- Task:
Type out the complete listing below word for word, without its pictures.

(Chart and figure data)
'''

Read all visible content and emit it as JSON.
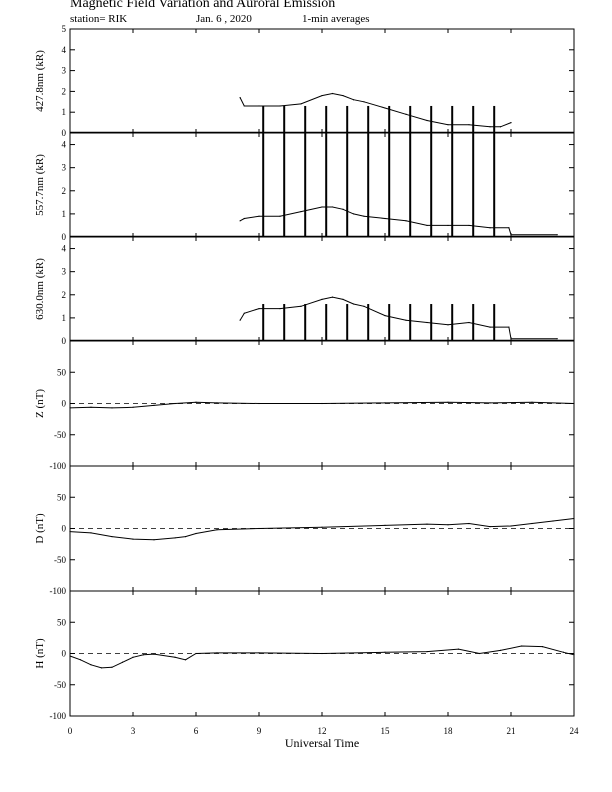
{
  "header": {
    "title": "Magnetic Field Variation and Auroral Emission",
    "station": "station= RIK",
    "date": "Jan. 6 , 2020",
    "averaging": "1-min averages"
  },
  "chart_data": [
    {
      "type": "line",
      "ylabel": "427.8nm (kR)",
      "ylim": [
        0,
        5
      ],
      "yticks": [
        0,
        1,
        2,
        3,
        4,
        5
      ],
      "show_zero_dashed": false,
      "series": [
        {
          "x": [
            8.1,
            8.3,
            9,
            10,
            11,
            12,
            12.5,
            13,
            13.5,
            14,
            15,
            16,
            17,
            18,
            19,
            20,
            20.5,
            21
          ],
          "values": [
            1.7,
            1.3,
            1.3,
            1.3,
            1.4,
            1.8,
            1.9,
            1.8,
            1.6,
            1.5,
            1.2,
            0.9,
            0.6,
            0.4,
            0.4,
            0.3,
            0.3,
            0.5
          ]
        }
      ],
      "spikes": {
        "x": [
          9.2,
          10.2,
          11.2,
          12.2,
          13.2,
          14.2,
          15.2,
          16.2,
          17.2,
          18.2,
          19.2,
          20.2
        ],
        "top": 1.3
      }
    },
    {
      "type": "line",
      "ylabel": "557.7nm (kR)",
      "ylim": [
        0,
        4.5
      ],
      "yticks": [
        0,
        1,
        2,
        3,
        4
      ],
      "show_zero_dashed": false,
      "series": [
        {
          "x": [
            8.1,
            8.3,
            9,
            10,
            11,
            12,
            12.5,
            13,
            13.5,
            14,
            15,
            16,
            17,
            18,
            19,
            20,
            20.9,
            21,
            23.2
          ],
          "values": [
            0.7,
            0.8,
            0.9,
            0.9,
            1.1,
            1.3,
            1.3,
            1.2,
            1.0,
            0.9,
            0.8,
            0.7,
            0.5,
            0.5,
            0.5,
            0.4,
            0.4,
            0.1,
            0.1
          ]
        }
      ],
      "spikes": {
        "x": [
          9.2,
          10.2,
          11.2,
          12.2,
          13.2,
          14.2,
          15.2,
          16.2,
          17.2,
          18.2,
          19.2,
          20.2
        ],
        "top": 4.5
      }
    },
    {
      "type": "line",
      "ylabel": "630.0nm (kR)",
      "ylim": [
        0,
        4.5
      ],
      "yticks": [
        0,
        1,
        2,
        3,
        4
      ],
      "show_zero_dashed": false,
      "series": [
        {
          "x": [
            8.1,
            8.3,
            9,
            10,
            11,
            12,
            12.5,
            13,
            13.5,
            14,
            15,
            16,
            17,
            18,
            19,
            20,
            20.9,
            21,
            23.2
          ],
          "values": [
            0.9,
            1.2,
            1.4,
            1.4,
            1.5,
            1.8,
            1.9,
            1.8,
            1.6,
            1.5,
            1.1,
            0.9,
            0.8,
            0.7,
            0.8,
            0.6,
            0.6,
            0.1,
            0.1
          ]
        }
      ],
      "spikes": {
        "x": [
          9.2,
          10.2,
          11.2,
          12.2,
          13.2,
          14.2,
          15.2,
          16.2,
          17.2,
          18.2,
          19.2,
          20.2
        ],
        "top": 1.6
      }
    },
    {
      "type": "line",
      "ylabel": "Z (nT)",
      "ylim": [
        -100,
        100
      ],
      "yticks": [
        -100,
        -50,
        0,
        50
      ],
      "show_zero_dashed": true,
      "series": [
        {
          "x": [
            0,
            1,
            2,
            3,
            4,
            5,
            6,
            7,
            9,
            12,
            15,
            18,
            20,
            22,
            24
          ],
          "values": [
            -7,
            -6,
            -7,
            -6,
            -3,
            0,
            2,
            1,
            0,
            0,
            1,
            2,
            1,
            2,
            0
          ]
        }
      ]
    },
    {
      "type": "line",
      "ylabel": "D (nT)",
      "ylim": [
        -100,
        100
      ],
      "yticks": [
        -100,
        -50,
        0,
        50
      ],
      "show_zero_dashed": true,
      "series": [
        {
          "x": [
            0,
            1,
            2,
            3,
            4,
            5,
            5.5,
            6,
            7,
            9,
            12,
            15,
            17,
            18,
            19,
            20,
            21,
            22,
            23,
            24
          ],
          "values": [
            -5,
            -7,
            -13,
            -17,
            -18,
            -15,
            -13,
            -8,
            -2,
            0,
            2,
            5,
            7,
            6,
            8,
            3,
            4,
            8,
            12,
            16
          ]
        }
      ]
    },
    {
      "type": "line",
      "ylabel": "H (nT)",
      "ylim": [
        -100,
        100
      ],
      "yticks": [
        -100,
        -50,
        0,
        50
      ],
      "show_zero_dashed": true,
      "series": [
        {
          "x": [
            0,
            0.5,
            1,
            1.5,
            2,
            2.5,
            3,
            3.5,
            4,
            5,
            5.5,
            6,
            7,
            9,
            12,
            15,
            17,
            18.5,
            19.5,
            20.5,
            21.5,
            22.5,
            23.5,
            24
          ],
          "values": [
            -4,
            -10,
            -18,
            -23,
            -22,
            -14,
            -6,
            -2,
            -1,
            -6,
            -10,
            0,
            1,
            1,
            0,
            2,
            3,
            7,
            0,
            5,
            12,
            11,
            2,
            -2
          ]
        }
      ]
    }
  ],
  "x_axis": {
    "label": "Universal Time",
    "ticks": [
      "0",
      "3",
      "6",
      "9",
      "12",
      "15",
      "18",
      "21",
      "24"
    ],
    "range": [
      0,
      24
    ]
  }
}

'''

- Output below:
Read all visible content and emit it as JSON.
{
  "header": {
    "title": "Magnetic Field Variation and Auroral Emission",
    "station": "station= RIK",
    "date": "Jan. 6 , 2020",
    "averaging": "1-min averages"
  },
  "chart_data": [
    {
      "type": "line",
      "ylabel": "427.8nm (kR)",
      "ylim": [
        0,
        5
      ],
      "yticks": [
        0,
        1,
        2,
        3,
        4,
        5
      ],
      "show_zero_dashed": false,
      "series": [
        {
          "x": [
            8.1,
            8.3,
            9,
            10,
            11,
            12,
            12.5,
            13,
            13.5,
            14,
            15,
            16,
            17,
            18,
            19,
            20,
            20.5,
            21
          ],
          "values": [
            1.7,
            1.3,
            1.3,
            1.3,
            1.4,
            1.8,
            1.9,
            1.8,
            1.6,
            1.5,
            1.2,
            0.9,
            0.6,
            0.4,
            0.4,
            0.3,
            0.3,
            0.5
          ]
        }
      ],
      "spikes": {
        "x": [
          9.2,
          10.2,
          11.2,
          12.2,
          13.2,
          14.2,
          15.2,
          16.2,
          17.2,
          18.2,
          19.2,
          20.2
        ],
        "top": 1.3
      }
    },
    {
      "type": "line",
      "ylabel": "557.7nm (kR)",
      "ylim": [
        0,
        4.5
      ],
      "yticks": [
        0,
        1,
        2,
        3,
        4
      ],
      "show_zero_dashed": false,
      "series": [
        {
          "x": [
            8.1,
            8.3,
            9,
            10,
            11,
            12,
            12.5,
            13,
            13.5,
            14,
            15,
            16,
            17,
            18,
            19,
            20,
            20.9,
            21,
            23.2
          ],
          "values": [
            0.7,
            0.8,
            0.9,
            0.9,
            1.1,
            1.3,
            1.3,
            1.2,
            1.0,
            0.9,
            0.8,
            0.7,
            0.5,
            0.5,
            0.5,
            0.4,
            0.4,
            0.1,
            0.1
          ]
        }
      ],
      "spikes": {
        "x": [
          9.2,
          10.2,
          11.2,
          12.2,
          13.2,
          14.2,
          15.2,
          16.2,
          17.2,
          18.2,
          19.2,
          20.2
        ],
        "top": 4.5
      }
    },
    {
      "type": "line",
      "ylabel": "630.0nm (kR)",
      "ylim": [
        0,
        4.5
      ],
      "yticks": [
        0,
        1,
        2,
        3,
        4
      ],
      "show_zero_dashed": false,
      "series": [
        {
          "x": [
            8.1,
            8.3,
            9,
            10,
            11,
            12,
            12.5,
            13,
            13.5,
            14,
            15,
            16,
            17,
            18,
            19,
            20,
            20.9,
            21,
            23.2
          ],
          "values": [
            0.9,
            1.2,
            1.4,
            1.4,
            1.5,
            1.8,
            1.9,
            1.8,
            1.6,
            1.5,
            1.1,
            0.9,
            0.8,
            0.7,
            0.8,
            0.6,
            0.6,
            0.1,
            0.1
          ]
        }
      ],
      "spikes": {
        "x": [
          9.2,
          10.2,
          11.2,
          12.2,
          13.2,
          14.2,
          15.2,
          16.2,
          17.2,
          18.2,
          19.2,
          20.2
        ],
        "top": 1.6
      }
    },
    {
      "type": "line",
      "ylabel": "Z (nT)",
      "ylim": [
        -100,
        100
      ],
      "yticks": [
        -100,
        -50,
        0,
        50
      ],
      "show_zero_dashed": true,
      "series": [
        {
          "x": [
            0,
            1,
            2,
            3,
            4,
            5,
            6,
            7,
            9,
            12,
            15,
            18,
            20,
            22,
            24
          ],
          "values": [
            -7,
            -6,
            -7,
            -6,
            -3,
            0,
            2,
            1,
            0,
            0,
            1,
            2,
            1,
            2,
            0
          ]
        }
      ]
    },
    {
      "type": "line",
      "ylabel": "D (nT)",
      "ylim": [
        -100,
        100
      ],
      "yticks": [
        -100,
        -50,
        0,
        50
      ],
      "show_zero_dashed": true,
      "series": [
        {
          "x": [
            0,
            1,
            2,
            3,
            4,
            5,
            5.5,
            6,
            7,
            9,
            12,
            15,
            17,
            18,
            19,
            20,
            21,
            22,
            23,
            24
          ],
          "values": [
            -5,
            -7,
            -13,
            -17,
            -18,
            -15,
            -13,
            -8,
            -2,
            0,
            2,
            5,
            7,
            6,
            8,
            3,
            4,
            8,
            12,
            16
          ]
        }
      ]
    },
    {
      "type": "line",
      "ylabel": "H (nT)",
      "ylim": [
        -100,
        100
      ],
      "yticks": [
        -100,
        -50,
        0,
        50
      ],
      "show_zero_dashed": true,
      "series": [
        {
          "x": [
            0,
            0.5,
            1,
            1.5,
            2,
            2.5,
            3,
            3.5,
            4,
            5,
            5.5,
            6,
            7,
            9,
            12,
            15,
            17,
            18.5,
            19.5,
            20.5,
            21.5,
            22.5,
            23.5,
            24
          ],
          "values": [
            -4,
            -10,
            -18,
            -23,
            -22,
            -14,
            -6,
            -2,
            -1,
            -6,
            -10,
            0,
            1,
            1,
            0,
            2,
            3,
            7,
            0,
            5,
            12,
            11,
            2,
            -2
          ]
        }
      ]
    }
  ],
  "x_axis": {
    "label": "Universal Time",
    "ticks": [
      "0",
      "3",
      "6",
      "9",
      "12",
      "15",
      "18",
      "21",
      "24"
    ],
    "range": [
      0,
      24
    ]
  }
}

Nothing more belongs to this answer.